▸ Instructions to follow:
Write out the part of the article on Anderson's path to the WNBA between "Anderson put herself" and "team’s leading scorer.", inclusive.

▸ Extract provided:
◆ ◆ ◆ ◆

The odds of reaching the WNBA stage shrunk with each passing year as Anderson toiled away in overseas basketball leagues, where she played for the last decade. But Anderson kept pushing and grinding, and most importantly evolving on the court, in hopes it would lead to the opportunity she always wanted.

That opportunity now has arrived.

Her perseverance paid off in a monumental way as the 32-year- old Anderson will play in her first WNBA season this year with the Sun.

“My game has just survived,” Anderson said during the team’s media day before the start of the season. “I know a lot of players that I started with, they’re not here. I know players who are younger than me, they’re not still playing. My game has just matured and I think it came with the timing and maybe that’s just what my journey is supposed to be, a little bit of an evolution and a little test of patience. But I’m grateful for it because it has me in this position right now.”

Timing ended up being everything for Anderson. The 5-foot-7 guard from Columbia, Mo., who played her college basketball at the University of Texas from 2008-2012, said it wasn’t until last year that she recognized that this all could be a possibility for her.

Anderson put herself on the Sun’s radar due to her steady play in Turkey over the last three seasons along with a massive 2021 campaign in which she secured dual citizenship with Serbia and led it to the title of the EuroBasket 2021 Championship.

Anderson also suited up at the Tokyo Olympics for Serbia. She helped the group finish in fourth place while showcasing her ability, including a 15-point performance against the United States, to do a little bit of everything as the team’s leading scorer.

◆ ◆ ◆ ◆

▸ Provided data:
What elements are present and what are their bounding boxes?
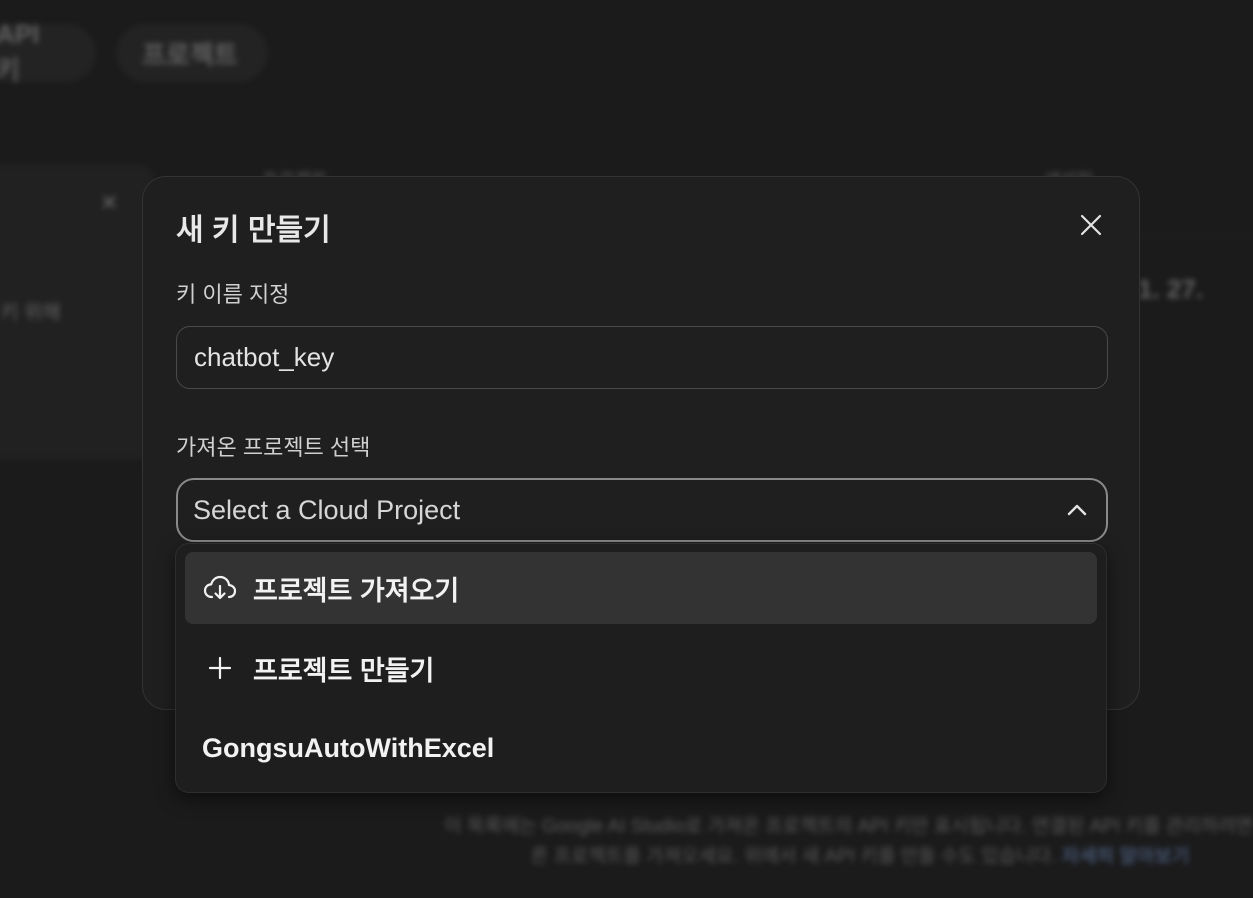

◆ ◆ ◆ ◆

▸ The output:
Anderson put herself on the Sun’s radar due to her steady play in Turkey over the last three seasons along with a massive 2021 campaign in which she secured dual citizenship with Serbia and led it to the title of the EuroBasket 2021 Championship.

Anderson also suited up at the Tokyo Olympics for Serbia. She helped the group finish in fourth place while showcasing her ability, including a 15-point performance against the United States, to do a little bit of everything as the team’s leading scorer.